* [Written request]: In the material below, find each line holding the string "JSON" and copy it.

(Figure content listings)
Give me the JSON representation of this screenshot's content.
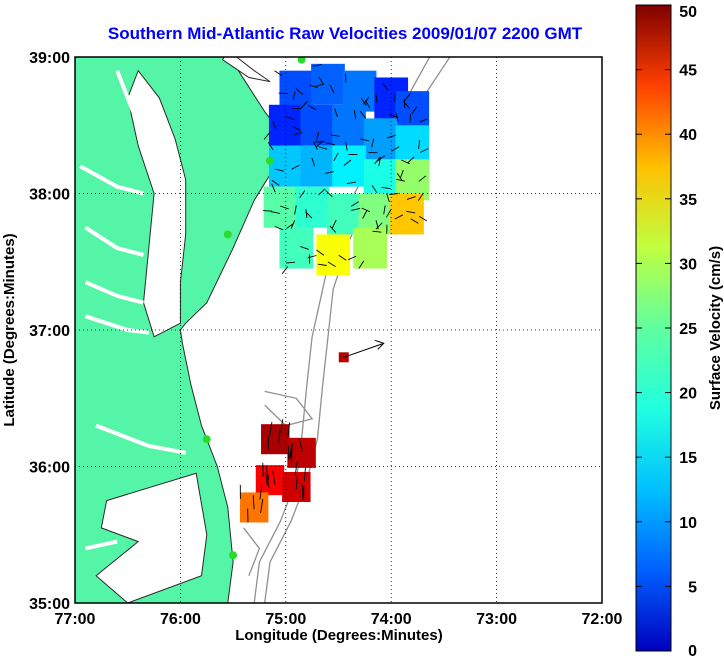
{
  "chart_data": {
    "type": "heatmap",
    "title": "Southern Mid-Atlantic Raw Velocities 2009/01/07 2200 GMT",
    "xlabel": "Longitude (Degrees:Minutes)",
    "ylabel": "Latitude (Degrees:Minutes)",
    "xlim": [
      -77,
      -72
    ],
    "ylim": [
      35,
      39
    ],
    "x_ticks": [
      "77:00",
      "76:00",
      "75:00",
      "74:00",
      "73:00",
      "72:00"
    ],
    "y_ticks": [
      "35:00",
      "36:00",
      "37:00",
      "38:00",
      "39:00"
    ],
    "grid": "dotted",
    "colorbar": {
      "label": "Surface Velocity (cm/s)",
      "range": [
        0,
        50
      ],
      "ticks": [
        "0",
        "5",
        "10",
        "15",
        "20",
        "25",
        "30",
        "35",
        "40",
        "45",
        "50"
      ]
    },
    "regions": [
      {
        "name": "northern",
        "cells": [
          {
            "lon": -74.9,
            "lat": 38.75,
            "v": 10
          },
          {
            "lon": -74.6,
            "lat": 38.8,
            "v": 11
          },
          {
            "lon": -74.3,
            "lat": 38.75,
            "v": 12
          },
          {
            "lon": -74.0,
            "lat": 38.7,
            "v": 8
          },
          {
            "lon": -73.8,
            "lat": 38.6,
            "v": 10
          },
          {
            "lon": -75.0,
            "lat": 38.5,
            "v": 8
          },
          {
            "lon": -74.7,
            "lat": 38.5,
            "v": 10
          },
          {
            "lon": -74.4,
            "lat": 38.5,
            "v": 12
          },
          {
            "lon": -74.1,
            "lat": 38.4,
            "v": 14
          },
          {
            "lon": -73.8,
            "lat": 38.35,
            "v": 17
          },
          {
            "lon": -75.0,
            "lat": 38.2,
            "v": 16
          },
          {
            "lon": -74.7,
            "lat": 38.2,
            "v": 15
          },
          {
            "lon": -74.4,
            "lat": 38.2,
            "v": 18
          },
          {
            "lon": -74.1,
            "lat": 38.1,
            "v": 20
          },
          {
            "lon": -73.8,
            "lat": 38.1,
            "v": 26
          },
          {
            "lon": -75.05,
            "lat": 37.9,
            "v": 23
          },
          {
            "lon": -74.75,
            "lat": 37.9,
            "v": 21
          },
          {
            "lon": -74.45,
            "lat": 37.85,
            "v": 22
          },
          {
            "lon": -74.15,
            "lat": 37.85,
            "v": 25
          },
          {
            "lon": -73.85,
            "lat": 37.85,
            "v": 34
          },
          {
            "lon": -74.9,
            "lat": 37.6,
            "v": 22
          },
          {
            "lon": -74.55,
            "lat": 37.55,
            "v": 31
          },
          {
            "lon": -74.2,
            "lat": 37.6,
            "v": 27
          }
        ]
      },
      {
        "name": "southern",
        "cells": [
          {
            "lon": -75.1,
            "lat": 36.2,
            "v": 48
          },
          {
            "lon": -74.85,
            "lat": 36.1,
            "v": 47
          },
          {
            "lon": -75.15,
            "lat": 35.9,
            "v": 44
          },
          {
            "lon": -74.9,
            "lat": 35.85,
            "v": 46
          },
          {
            "lon": -75.3,
            "lat": 35.7,
            "v": 38
          }
        ]
      }
    ],
    "buoy_vector": {
      "lon": -74.45,
      "lat": 36.8,
      "v": 45,
      "u_dir_deg": 20
    },
    "stations": [
      {
        "lon": -74.85,
        "lat": 38.98
      },
      {
        "lon": -75.15,
        "lat": 38.24
      },
      {
        "lon": -75.55,
        "lat": 37.7
      },
      {
        "lon": -75.75,
        "lat": 36.2
      },
      {
        "lon": -75.5,
        "lat": 35.35
      }
    ]
  },
  "colors": {
    "land": "#55f5a8",
    "coast_line": "#2a2a2a",
    "bathymetry": "#909090",
    "title": "#0000ff",
    "station": "#2adc2a",
    "buoy": "#b40000"
  }
}
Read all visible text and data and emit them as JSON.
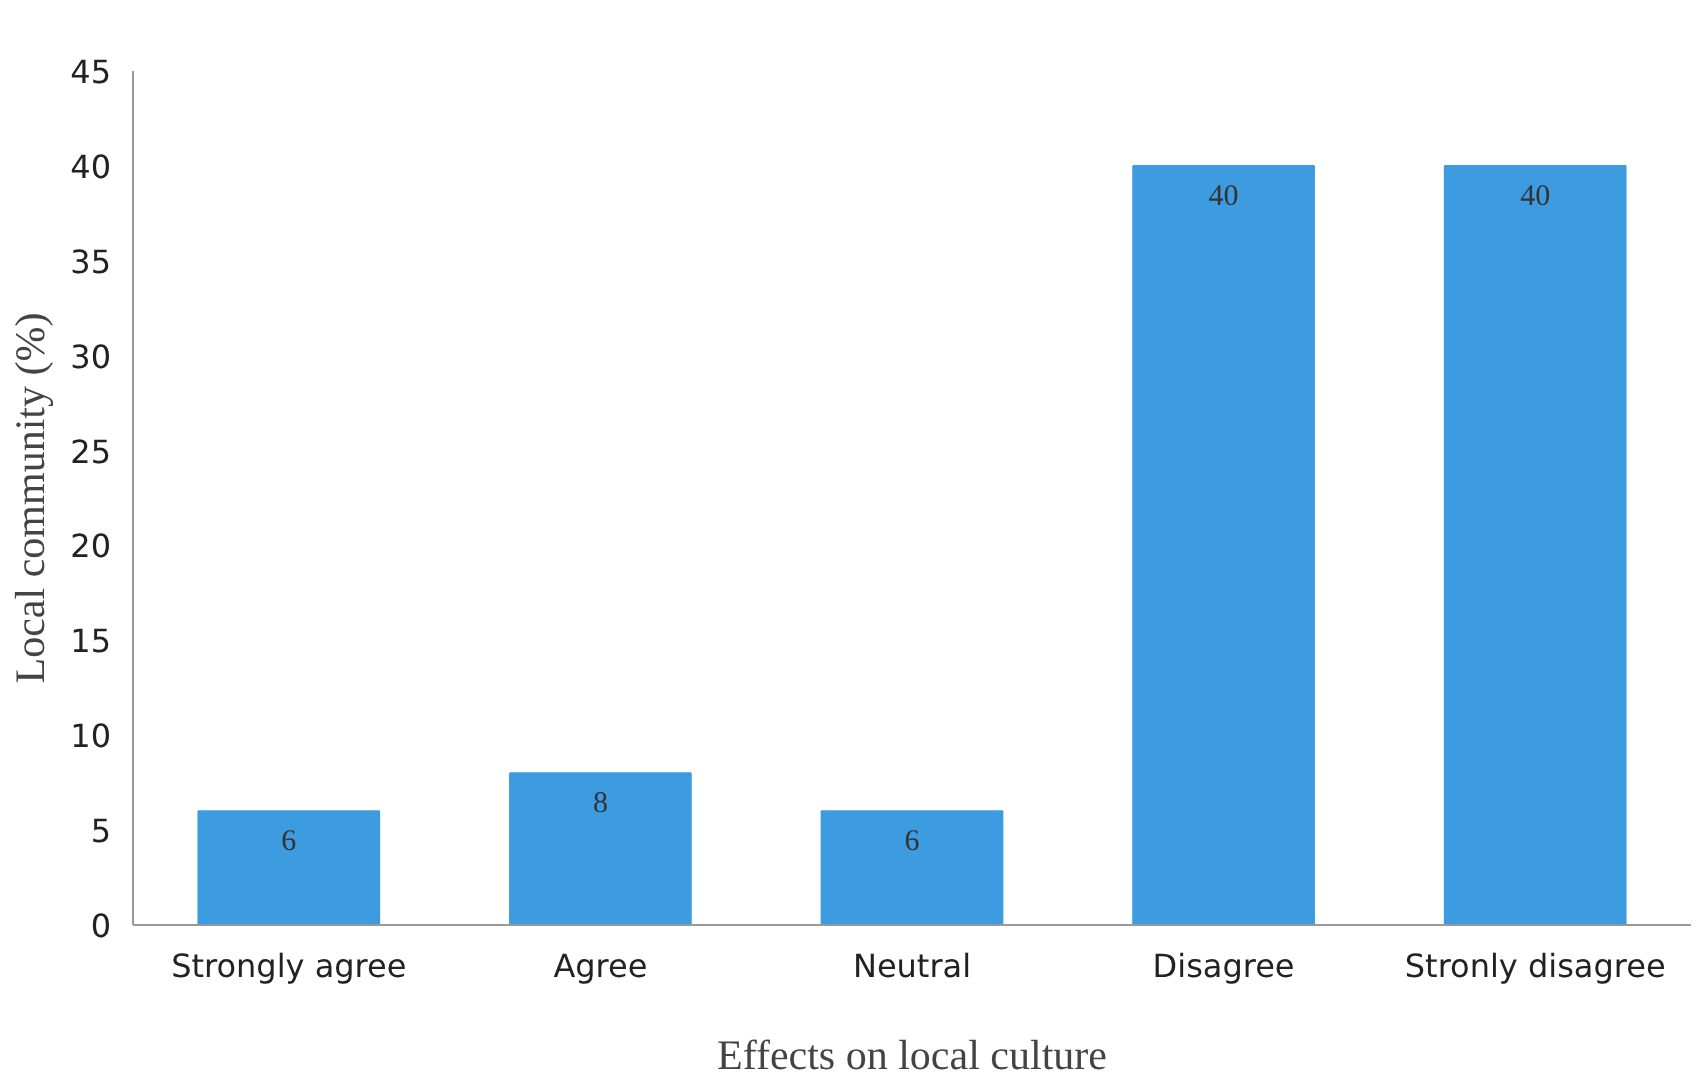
{
  "chart_data": {
    "type": "bar",
    "xlabel": "Effects on local culture",
    "ylabel": "Local community (%)",
    "categories": [
      "Strongly agree",
      "Agree",
      "Neutral",
      "Disagree",
      "Stronly disagree"
    ],
    "values": [
      6,
      8,
      6,
      40,
      40
    ],
    "color": "#3d9be0",
    "ylim": [
      0,
      45
    ],
    "yticks": [
      0,
      5,
      10,
      15,
      20,
      25,
      30,
      35,
      40,
      45
    ],
    "grid": false,
    "data_labels": true
  }
}
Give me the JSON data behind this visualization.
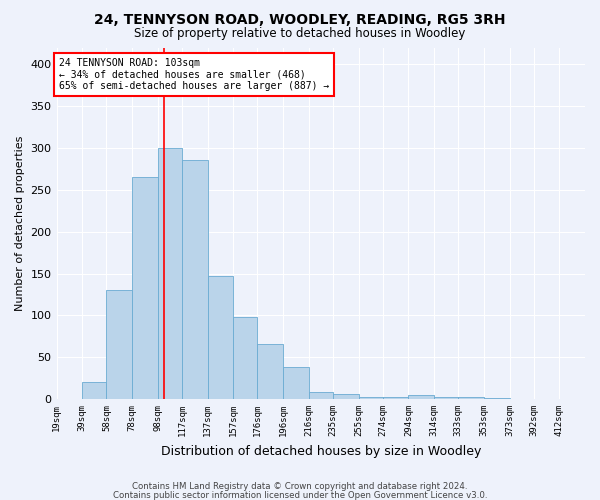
{
  "title1": "24, TENNYSON ROAD, WOODLEY, READING, RG5 3RH",
  "title2": "Size of property relative to detached houses in Woodley",
  "xlabel": "Distribution of detached houses by size in Woodley",
  "ylabel": "Number of detached properties",
  "footnote1": "Contains HM Land Registry data © Crown copyright and database right 2024.",
  "footnote2": "Contains public sector information licensed under the Open Government Licence v3.0.",
  "bins": [
    "19sqm",
    "39sqm",
    "58sqm",
    "78sqm",
    "98sqm",
    "117sqm",
    "137sqm",
    "157sqm",
    "176sqm",
    "196sqm",
    "216sqm",
    "235sqm",
    "255sqm",
    "274sqm",
    "294sqm",
    "314sqm",
    "333sqm",
    "353sqm",
    "373sqm",
    "392sqm",
    "412sqm"
  ],
  "left_edges": [
    19,
    39,
    58,
    78,
    98,
    117,
    137,
    157,
    176,
    196,
    216,
    235,
    255,
    274,
    294,
    314,
    333,
    353,
    373,
    392,
    412
  ],
  "values": [
    0,
    20,
    130,
    265,
    300,
    285,
    147,
    98,
    66,
    38,
    9,
    6,
    3,
    2,
    5,
    2,
    2,
    1,
    0,
    0,
    0
  ],
  "bar_color": "#bad4ea",
  "bar_edge_color": "#6aabd2",
  "vline_x": 103,
  "annotation_text": "24 TENNYSON ROAD: 103sqm\n← 34% of detached houses are smaller (468)\n65% of semi-detached houses are larger (887) →",
  "annotation_box_color": "white",
  "annotation_box_edge": "red",
  "vline_color": "red",
  "ylim": [
    0,
    420
  ],
  "yticks": [
    0,
    50,
    100,
    150,
    200,
    250,
    300,
    350,
    400
  ],
  "background_color": "#eef2fb",
  "grid_color": "#ffffff",
  "bin_width": 19
}
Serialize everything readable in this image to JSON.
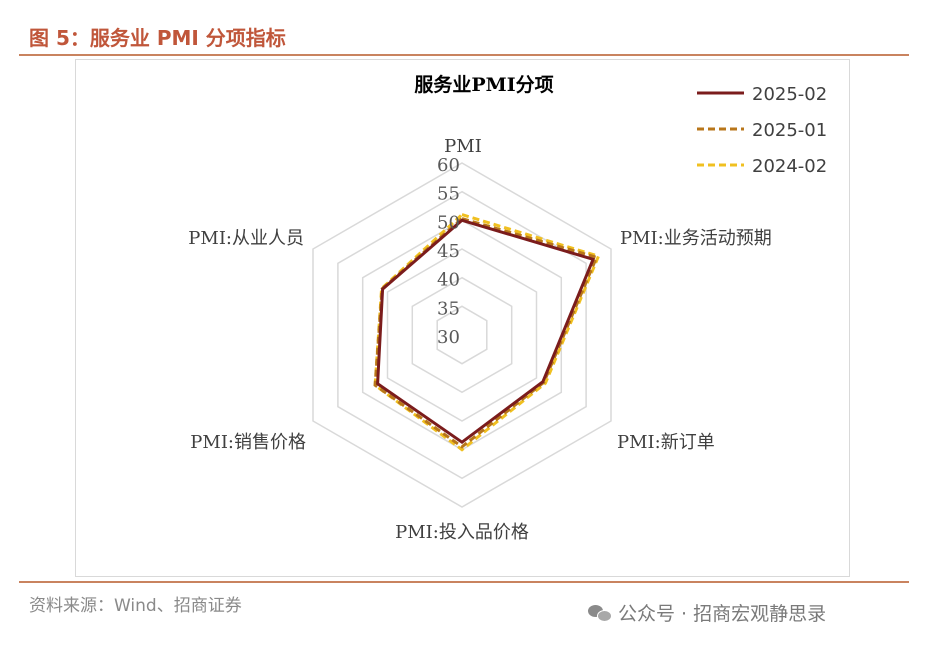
{
  "figure": {
    "title": "图 5：服务业 PMI 分项指标"
  },
  "source": {
    "text": "资料来源：Wind、招商证券"
  },
  "watermark": {
    "text": "公众号 · 招商宏观静思录",
    "icon": "wechat-icon"
  },
  "chart_data": {
    "type": "radar",
    "title": "服务业PMI分项",
    "axes": [
      "PMI",
      "PMI:业务活动预期",
      "PMI:新订单",
      "PMI:投入品价格",
      "PMI:销售价格",
      "PMI:从业人员"
    ],
    "rlim": [
      30,
      60
    ],
    "ticks": [
      "60",
      "55",
      "50",
      "45",
      "40",
      "35",
      "30"
    ],
    "tick_values": [
      60,
      55,
      50,
      45,
      40,
      35,
      30
    ],
    "grid": true,
    "legend": "top-right",
    "series": [
      {
        "name": "2025-02",
        "color": "#7b1c1c",
        "dash": "solid",
        "values": [
          50.0,
          56.4,
          46.3,
          48.7,
          47.0,
          46.0
        ]
      },
      {
        "name": "2025-01",
        "color": "#b8761a",
        "dash": "dashed",
        "values": [
          50.3,
          57.1,
          46.5,
          49.5,
          47.5,
          46.1
        ]
      },
      {
        "name": "2024-02",
        "color": "#f0c020",
        "dash": "dashed",
        "values": [
          51.0,
          57.5,
          46.8,
          50.0,
          47.5,
          46.2
        ]
      }
    ]
  }
}
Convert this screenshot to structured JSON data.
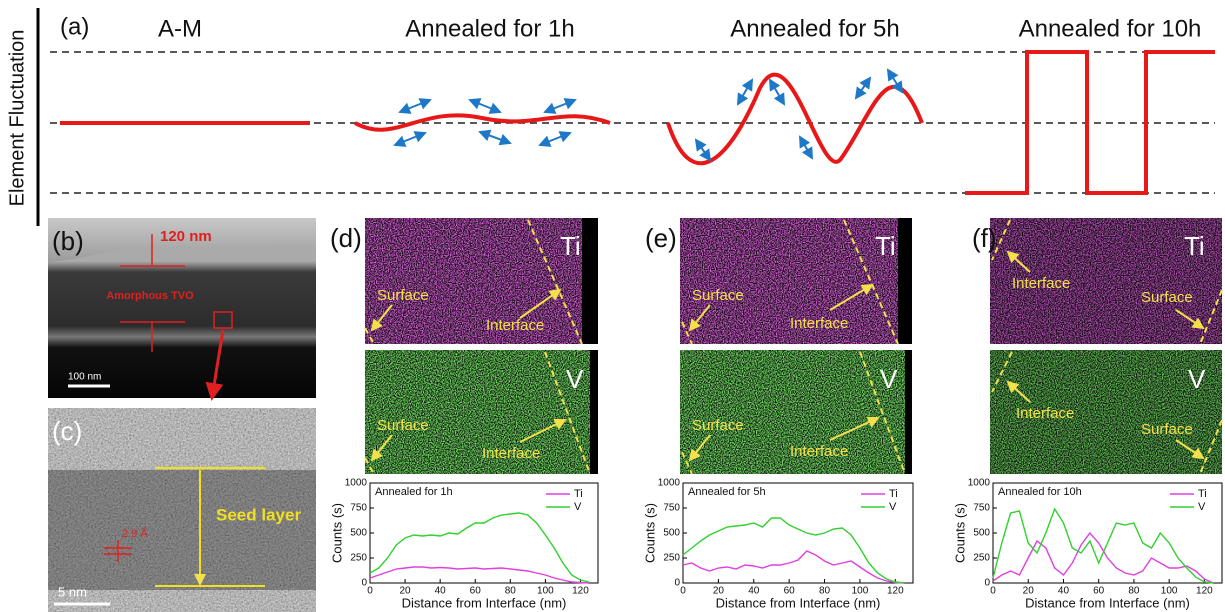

* [Full response]:
Give me the JSON representation of this screenshot's content.
Read all visible text and data and emit them as JSON.
Give me the JSON data behind this visualization.
Serialize everything readable in this image to JSON.
Convert this screenshot to structured JSON data.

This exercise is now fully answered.